Aim
Copy the listing verbatim, excluding any images found in it.

Exercise material
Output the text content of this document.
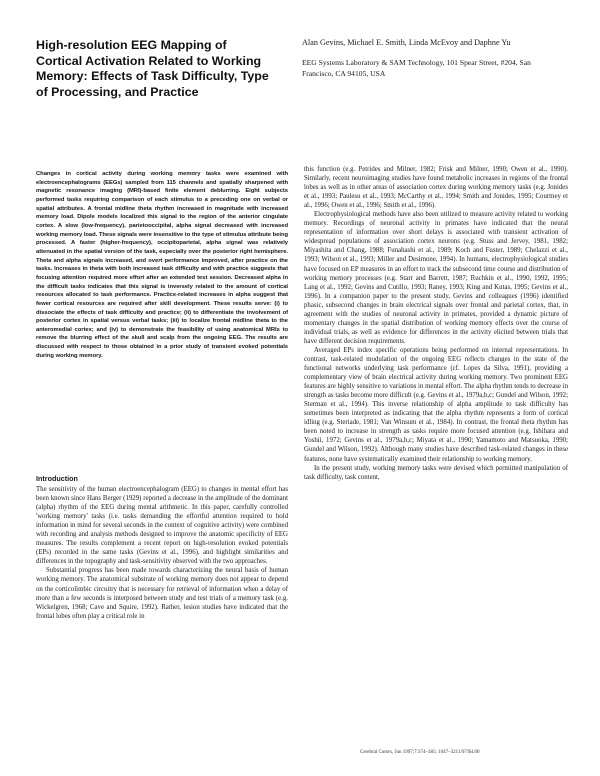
High-resolution EEG Mapping of Cortical Activation Related to Working Memory: Effects of Task Difficulty, Type of Processing, and Practice
Alan Gevins, Michael E. Smith, Linda McEvoy and Daphne Yu
EEG Systems Laboratory & SAM Technology, 101 Spear Street, #204, San Francisco, CA 94105, USA

Changes in cortical activity during working memory tasks were examined with electroencephalograms (EEGs) sampled from 115 channels and spatially sharpened with magnetic resonance imaging (MRI)-based finite element deblurring. Eight subjects performed tasks requiring comparison of each stimulus to a preceding one on verbal or spatial attributes. A frontal midline theta rhythm increased in magnitude with increased memory load. Dipole models localized this signal to the region of the anterior cingulate cortex. A slow (low-frequency), parietooccipital, alpha signal decreased with increased working memory load. These signals were insensitive to the type of stimulus attribute being processed. A faster (higher-frequency), occipitoparietal, alpha signal was relatively attenuated in the spatial version of the task, especially over the posterior right hemisphere. Theta and alpha signals increased, and overt performance improved, after practice on the tasks. Increases in theta with both increased task difficulty and with practice suggests that focusing attention required more effort after an extended test session. Decreased alpha in the difficult tasks indicates that this signal is inversely related to the amount of cortical resources allocated to task performance. Practice-related increases in alpha suggest that fewer cortical resources are required after skill development. These results serve: (i) to dissociate the effects of task difficulty and practice; (ii) to differentiate the involvement of posterior cortex in spatial versus verbal tasks; (iii) to localize frontal midline theta to the anteromedial cortex; and (iv) to demonstrate the feasibility of using anatomical MRIs to remove the blurring effect of the skull and scalp from the ongoing EEG. The results are discussed with respect to those obtained in a prior study of transient evoked potentials during working memory.

Introduction

The sensitivity of the human electroencephalogram (EEG) to changes in mental effort has been known since Hans Berger (1929) reported a decrease in the amplitude of the dominant (alpha) rhythm of the EEG during mental arithmetic. In this paper, carefully controlled 'working memory' tasks (i.e. tasks demanding the effortful attention required to hold information in mind for several seconds in the context of cognitive activity) were combined with recording and analysis methods designed to improve the anatomic specificity of EEG measures. The results complement a recent report on high-resolution evoked potentials (EPs) recorded in the same tasks (Gevins et al., 1996), and highlight similarities and differences in the topography and task-sensitivity observed with the two approaches.

Substantial progress has been made towards characterizing the neural basis of human working memory. The anatomical substrate of working memory does not appear to depend on the corticolimbic circuitry that is necessary for retrieval of information when a delay of more than a few seconds is interposed between study and test trials of a memory task (e.g. Wickelgren, 1968; Cave and Squire, 1992). Rather, lesion studies have indicated that the frontal lobes often play a critical role in

this function (e.g. Petrides and Milner, 1982; Frisk and Milner, 1990; Owen et al., 1990). Similarly, recent neuroimaging studies have found metabolic increases in regions of the frontal lobes as well as in other areas of association cortex during working memory tasks (e.g. Jonides et al., 1993; Paulesu et al., 1993; McCarthy et al., 1994; Smith and Jonides, 1995; Courtney et al., 1996; Owen et al., 1996; Smith et al., 1996).

Electrophysiological methods have also been utilized to measure activity related to working memory. Recordings of neuronal activity in primates have indicated that the neural representation of information over short delays is associated with transient activation of widespread populations of association cortex neurons (e.g. Stuss and Jervey, 1981, 1982; Miyashita and Chang, 1988; Funahashi et al., 1989; Koch and Fuster, 1989; Chelazzi et al., 1993; Wilson et al., 1993; Miller and Desimone, 1994). In humans, electrophysiological studies have focused on EP measures in an effort to track the subsecond time course and distribution of working memory processes (e.g. Starr and Barrett, 1987; Ruchkin et al., 1990, 1992, 1995; Lang et al., 1992; Gevins and Cutillo, 1993; Raney, 1993; King and Kutas, 1995; Gevins et al., 1996). In a companion paper to the present study, Gevins and colleagues (1996) identified phasic, subsecond changes in brain electrical signals over frontal and parietal cortex, that, in agreement with the studies of neuronal activity in primates, provided a dynamic picture of momentary changes in the spatial distribution of working memory effects over the course of individual trials, as well as evidence for differences in the activity elicited between trials that have different decision requirements.

Averaged EPs index specific operations being performed on internal representations. In contrast, task-related modulation of the ongoing EEG reflects changes in the state of the functional networks underlying task performance (cf. Lopes da Silva, 1991), providing a complementary view of brain electrical activity during working memory. Two prominent EEG features are highly sensitive to variations in mental effort. The alpha rhythm tends to decrease in strength as tasks become more difficult (e.g. Gevins et al., 1979a,b,c; Gundel and Wilson, 1992; Sterman et al., 1994). This inverse relationship of alpha amplitude to task difficulty has sometimes been interpreted as indicating that the alpha rhythm represents a form of cortical idling (e.g. Steriade, 1981; Van Winsum et al., 1984). In contrast, the frontal theta rhythm has been noted to increase in strength as tasks require more focused attention (e.g. Ishihara and Yoshii, 1972; Gevins et al., 1979a,b,c; Miyata et al., 1990; Yamamoto and Matsuoka, 1990; Gundel and Wilson, 1992). Although many studies have described task-related changes in these features, none have systematically examined their relationship to working memory.

In the present study, working memory tasks were devised which permitted manipulation of task difficulty, task content,

Cerebral Cortex, Jun 1997;7:374–385; 1047–3211/97/$4.00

Response to the exercise
Output the text content of this document.
High-resolution EEG Mapping of Cortical Activation Related to Working Memory: Effects of Task Difficulty, Type of Processing, and Practice
Alan Gevins, Michael E. Smith, Linda McEvoy and Daphne Yu
EEG Systems Laboratory & SAM Technology, 101 Spear Street, #204, San Francisco, CA 94105, USA

Changes in cortical activity during working memory tasks were examined with electroencephalograms (EEGs) sampled from 115 channels and spatially sharpened with magnetic resonance imaging (MRI)-based finite element deblurring. Eight subjects performed tasks requiring comparison of each stimulus to a preceding one on verbal or spatial attributes. A frontal midline theta rhythm increased in magnitude with increased memory load. Dipole models localized this signal to the region of the anterior cingulate cortex. A slow (low-frequency), parietooccipital, alpha signal decreased with increased working memory load. These signals were insensitive to the type of stimulus attribute being processed. A faster (higher-frequency), occipitoparietal, alpha signal was relatively attenuated in the spatial version of the task, especially over the posterior right hemisphere. Theta and alpha signals increased, and overt performance improved, after practice on the tasks. Increases in theta with both increased task difficulty and with practice suggests that focusing attention required more effort after an extended test session. Decreased alpha in the difficult tasks indicates that this signal is inversely related to the amount of cortical resources allocated to task performance. Practice-related increases in alpha suggest that fewer cortical resources are required after skill development. These results serve: (i) to dissociate the effects of task difficulty and practice; (ii) to differentiate the involvement of posterior cortex in spatial versus verbal tasks; (iii) to localize frontal midline theta to the anteromedial cortex; and (iv) to demonstrate the feasibility of using anatomical MRIs to remove the blurring effect of the skull and scalp from the ongoing EEG. The results are discussed with respect to those obtained in a prior study of transient evoked potentials during working memory.

Introduction

The sensitivity of the human electroencephalogram (EEG) to changes in mental effort has been known since Hans Berger (1929) reported a decrease in the amplitude of the dominant (alpha) rhythm of the EEG during mental arithmetic. In this paper, carefully controlled 'working memory' tasks (i.e. tasks demanding the effortful attention required to hold information in mind for several seconds in the context of cognitive activity) were combined with recording and analysis methods designed to improve the anatomic specificity of EEG measures. The results complement a recent report on high-resolution evoked potentials (EPs) recorded in the same tasks (Gevins et al., 1996), and highlight similarities and differences in the topography and task-sensitivity observed with the two approaches.

Substantial progress has been made towards characterizing the neural basis of human working memory. The anatomical substrate of working memory does not appear to depend on the corticolimbic circuitry that is necessary for retrieval of information when a delay of more than a few seconds is interposed between study and test trials of a memory task (e.g. Wickelgren, 1968; Cave and Squire, 1992). Rather, lesion studies have indicated that the frontal lobes often play a critical role in

this function (e.g. Petrides and Milner, 1982; Frisk and Milner, 1990; Owen et al., 1990). Similarly, recent neuroimaging studies have found metabolic increases in regions of the frontal lobes as well as in other areas of association cortex during working memory tasks (e.g. Jonides et al., 1993; Paulesu et al., 1993; McCarthy et al., 1994; Smith and Jonides, 1995; Courtney et al., 1996; Owen et al., 1996; Smith et al., 1996).

Electrophysiological methods have also been utilized to measure activity related to working memory. Recordings of neuronal activity in primates have indicated that the neural representation of information over short delays is associated with transient activation of widespread populations of association cortex neurons (e.g. Stuss and Jervey, 1981, 1982; Miyashita and Chang, 1988; Funahashi et al., 1989; Koch and Fuster, 1989; Chelazzi et al., 1993; Wilson et al., 1993; Miller and Desimone, 1994). In humans, electrophysiological studies have focused on EP measures in an effort to track the subsecond time course and distribution of working memory processes (e.g. Starr and Barrett, 1987; Ruchkin et al., 1990, 1992, 1995; Lang et al., 1992; Gevins and Cutillo, 1993; Raney, 1993; King and Kutas, 1995; Gevins et al., 1996). In a companion paper to the present study, Gevins and colleagues (1996) identified phasic, subsecond changes in brain electrical signals over frontal and parietal cortex, that, in agreement with the studies of neuronal activity in primates, provided a dynamic picture of momentary changes in the spatial distribution of working memory effects over the course of individual trials, as well as evidence for differences in the activity elicited between trials that have different decision requirements.

Averaged EPs index specific operations being performed on internal representations. In contrast, task-related modulation of the ongoing EEG reflects changes in the state of the functional networks underlying task performance (cf. Lopes da Silva, 1991), providing a complementary view of brain electrical activity during working memory. Two prominent EEG features are highly sensitive to variations in mental effort. The alpha rhythm tends to decrease in strength as tasks become more difficult (e.g. Gevins et al., 1979a,b,c; Gundel and Wilson, 1992; Sterman et al., 1994). This inverse relationship of alpha amplitude to task difficulty has sometimes been interpreted as indicating that the alpha rhythm represents a form of cortical idling (e.g. Steriade, 1981; Van Winsum et al., 1984). In contrast, the frontal theta rhythm has been noted to increase in strength as tasks require more focused attention (e.g. Ishihara and Yoshii, 1972; Gevins et al., 1979a,b,c; Miyata et al., 1990; Yamamoto and Matsuoka, 1990; Gundel and Wilson, 1992). Although many studies have described task-related changes in these features, none have systematically examined their relationship to working memory.

In the present study, working memory tasks were devised which permitted manipulation of task difficulty, task content,

Cerebral Cortex, Jun 1997;7:374–385; 1047–3211/97/$4.00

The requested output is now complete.